Below is some material; set it all down exactly, apart from the pictures.
-- Start --
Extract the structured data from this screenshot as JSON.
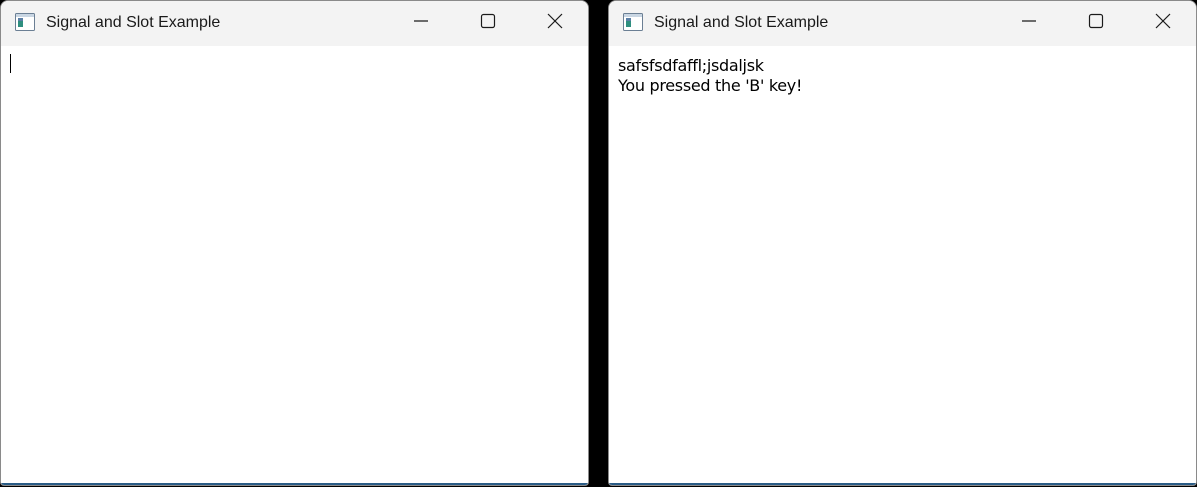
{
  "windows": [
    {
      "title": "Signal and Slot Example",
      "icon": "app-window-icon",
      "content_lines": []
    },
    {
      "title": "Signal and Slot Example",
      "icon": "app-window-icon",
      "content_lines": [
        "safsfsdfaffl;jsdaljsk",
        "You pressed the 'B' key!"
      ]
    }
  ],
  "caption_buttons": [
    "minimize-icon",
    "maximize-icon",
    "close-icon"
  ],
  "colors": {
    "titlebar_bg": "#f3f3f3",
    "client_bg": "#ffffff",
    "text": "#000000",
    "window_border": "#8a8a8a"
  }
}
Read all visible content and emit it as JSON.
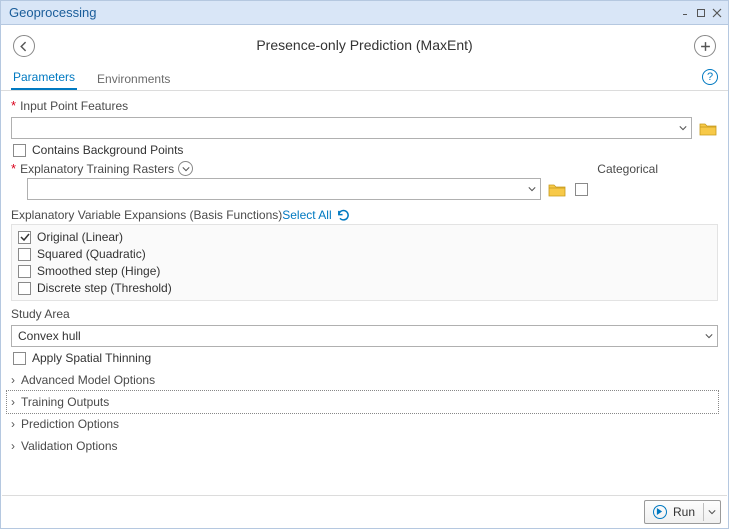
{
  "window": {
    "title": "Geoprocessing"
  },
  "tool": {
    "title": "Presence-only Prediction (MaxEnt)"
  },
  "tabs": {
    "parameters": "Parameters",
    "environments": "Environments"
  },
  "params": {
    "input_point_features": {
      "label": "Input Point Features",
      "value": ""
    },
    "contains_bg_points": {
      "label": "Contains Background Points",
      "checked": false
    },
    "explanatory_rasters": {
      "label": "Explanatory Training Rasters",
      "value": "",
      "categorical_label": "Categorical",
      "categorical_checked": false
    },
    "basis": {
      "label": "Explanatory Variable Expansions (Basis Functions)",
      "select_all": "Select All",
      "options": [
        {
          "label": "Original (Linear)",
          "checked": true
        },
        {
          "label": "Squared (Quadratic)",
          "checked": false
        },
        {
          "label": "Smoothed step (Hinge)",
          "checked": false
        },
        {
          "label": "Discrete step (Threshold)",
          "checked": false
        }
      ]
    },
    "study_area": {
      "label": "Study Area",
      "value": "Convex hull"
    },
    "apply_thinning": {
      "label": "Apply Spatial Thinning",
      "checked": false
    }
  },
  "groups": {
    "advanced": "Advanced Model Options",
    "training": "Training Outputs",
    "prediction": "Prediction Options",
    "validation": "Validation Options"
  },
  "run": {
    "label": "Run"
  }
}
-- End --
**SOLUTION TO THE EXERCISE**.
Extract the structured data from this screenshot as JSON.
{
  "windows": [
    {
      "title": "Signal and Slot Example",
      "icon": "app-window-icon",
      "content_lines": []
    },
    {
      "title": "Signal and Slot Example",
      "icon": "app-window-icon",
      "content_lines": [
        "safsfsdfaffl;jsdaljsk",
        "You pressed the 'B' key!"
      ]
    }
  ],
  "caption_buttons": [
    "minimize-icon",
    "maximize-icon",
    "close-icon"
  ],
  "colors": {
    "titlebar_bg": "#f3f3f3",
    "client_bg": "#ffffff",
    "text": "#000000",
    "window_border": "#8a8a8a"
  }
}
Read all visible content and emit it as JSON.
{
  "window": {
    "title": "Geoprocessing"
  },
  "tool": {
    "title": "Presence-only Prediction (MaxEnt)"
  },
  "tabs": {
    "parameters": "Parameters",
    "environments": "Environments"
  },
  "params": {
    "input_point_features": {
      "label": "Input Point Features",
      "value": ""
    },
    "contains_bg_points": {
      "label": "Contains Background Points",
      "checked": false
    },
    "explanatory_rasters": {
      "label": "Explanatory Training Rasters",
      "value": "",
      "categorical_label": "Categorical",
      "categorical_checked": false
    },
    "basis": {
      "label": "Explanatory Variable Expansions (Basis Functions)",
      "select_all": "Select All",
      "options": [
        {
          "label": "Original (Linear)",
          "checked": true
        },
        {
          "label": "Squared (Quadratic)",
          "checked": false
        },
        {
          "label": "Smoothed step (Hinge)",
          "checked": false
        },
        {
          "label": "Discrete step (Threshold)",
          "checked": false
        }
      ]
    },
    "study_area": {
      "label": "Study Area",
      "value": "Convex hull"
    },
    "apply_thinning": {
      "label": "Apply Spatial Thinning",
      "checked": false
    }
  },
  "groups": {
    "advanced": "Advanced Model Options",
    "training": "Training Outputs",
    "prediction": "Prediction Options",
    "validation": "Validation Options"
  },
  "run": {
    "label": "Run"
  }
}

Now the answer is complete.